Written instruction>
Duplicate the rows below, from the line with "Identify all the" up to and including the line with "219, 531, 222]", and give only those lines.

Input records>
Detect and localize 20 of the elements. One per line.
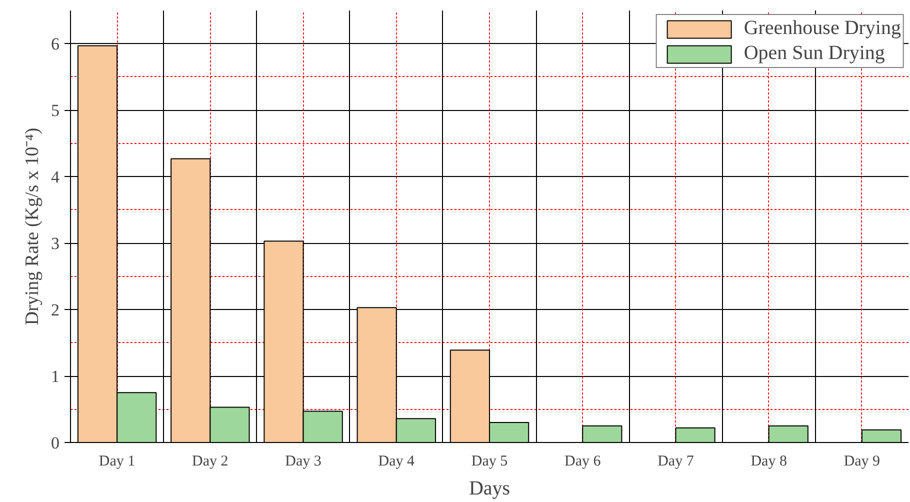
* * *
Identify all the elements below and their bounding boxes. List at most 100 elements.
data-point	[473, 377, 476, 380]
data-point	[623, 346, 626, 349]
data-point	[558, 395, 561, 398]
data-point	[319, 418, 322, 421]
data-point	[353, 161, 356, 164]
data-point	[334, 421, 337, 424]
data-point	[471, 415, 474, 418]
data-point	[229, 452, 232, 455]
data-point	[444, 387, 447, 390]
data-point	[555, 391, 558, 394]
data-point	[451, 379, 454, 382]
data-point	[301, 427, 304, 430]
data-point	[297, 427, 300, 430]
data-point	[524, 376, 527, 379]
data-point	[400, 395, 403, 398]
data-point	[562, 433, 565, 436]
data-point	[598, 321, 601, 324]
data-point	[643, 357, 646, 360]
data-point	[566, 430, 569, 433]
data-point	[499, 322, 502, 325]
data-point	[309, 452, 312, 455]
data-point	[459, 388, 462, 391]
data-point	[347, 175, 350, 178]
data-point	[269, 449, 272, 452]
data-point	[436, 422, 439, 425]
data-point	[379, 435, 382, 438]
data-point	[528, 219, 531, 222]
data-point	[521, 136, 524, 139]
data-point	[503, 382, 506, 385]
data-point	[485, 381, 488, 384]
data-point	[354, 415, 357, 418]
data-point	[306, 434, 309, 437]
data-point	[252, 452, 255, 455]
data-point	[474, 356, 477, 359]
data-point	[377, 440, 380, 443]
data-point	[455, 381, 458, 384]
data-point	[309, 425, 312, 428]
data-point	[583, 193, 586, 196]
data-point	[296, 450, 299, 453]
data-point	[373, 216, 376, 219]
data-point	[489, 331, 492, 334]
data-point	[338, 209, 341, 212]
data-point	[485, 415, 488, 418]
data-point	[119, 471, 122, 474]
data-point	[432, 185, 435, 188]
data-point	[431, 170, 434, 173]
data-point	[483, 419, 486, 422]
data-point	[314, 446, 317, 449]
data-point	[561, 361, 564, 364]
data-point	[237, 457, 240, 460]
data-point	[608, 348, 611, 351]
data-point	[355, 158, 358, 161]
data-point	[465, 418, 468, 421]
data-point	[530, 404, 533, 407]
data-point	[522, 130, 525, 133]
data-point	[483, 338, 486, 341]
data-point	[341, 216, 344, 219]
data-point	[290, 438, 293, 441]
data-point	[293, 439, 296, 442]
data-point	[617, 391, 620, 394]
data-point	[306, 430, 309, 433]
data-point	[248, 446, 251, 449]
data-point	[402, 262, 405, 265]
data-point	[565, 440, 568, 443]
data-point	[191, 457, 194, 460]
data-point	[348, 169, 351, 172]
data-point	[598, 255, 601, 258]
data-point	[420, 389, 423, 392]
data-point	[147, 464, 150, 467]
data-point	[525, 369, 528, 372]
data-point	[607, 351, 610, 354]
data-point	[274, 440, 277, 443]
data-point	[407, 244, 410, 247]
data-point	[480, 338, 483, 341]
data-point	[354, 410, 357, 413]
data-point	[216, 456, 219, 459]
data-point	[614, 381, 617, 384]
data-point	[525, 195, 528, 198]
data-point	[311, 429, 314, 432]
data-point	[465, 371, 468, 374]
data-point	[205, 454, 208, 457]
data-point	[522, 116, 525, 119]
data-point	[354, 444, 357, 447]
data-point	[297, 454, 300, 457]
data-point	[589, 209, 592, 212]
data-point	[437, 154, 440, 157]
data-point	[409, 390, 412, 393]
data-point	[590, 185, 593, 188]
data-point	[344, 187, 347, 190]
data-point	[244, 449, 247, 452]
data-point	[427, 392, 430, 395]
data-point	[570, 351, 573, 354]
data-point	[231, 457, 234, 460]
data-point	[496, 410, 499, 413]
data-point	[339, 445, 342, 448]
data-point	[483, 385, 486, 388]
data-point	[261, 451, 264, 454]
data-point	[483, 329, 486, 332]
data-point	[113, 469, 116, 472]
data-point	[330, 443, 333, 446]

Exercise result>
Identify all the elements below and their bounding boxes. List at most 100 elements.
data-point	[473, 377, 476, 380]
data-point	[623, 346, 626, 349]
data-point	[558, 395, 561, 398]
data-point	[319, 418, 322, 421]
data-point	[353, 161, 356, 164]
data-point	[334, 421, 337, 424]
data-point	[471, 415, 474, 418]
data-point	[229, 452, 232, 455]
data-point	[444, 387, 447, 390]
data-point	[555, 391, 558, 394]
data-point	[451, 379, 454, 382]
data-point	[301, 427, 304, 430]
data-point	[297, 427, 300, 430]
data-point	[524, 376, 527, 379]
data-point	[400, 395, 403, 398]
data-point	[562, 433, 565, 436]
data-point	[598, 321, 601, 324]
data-point	[643, 357, 646, 360]
data-point	[566, 430, 569, 433]
data-point	[499, 322, 502, 325]
data-point	[309, 452, 312, 455]
data-point	[459, 388, 462, 391]
data-point	[347, 175, 350, 178]
data-point	[269, 449, 272, 452]
data-point	[436, 422, 439, 425]
data-point	[379, 435, 382, 438]
data-point	[528, 219, 531, 222]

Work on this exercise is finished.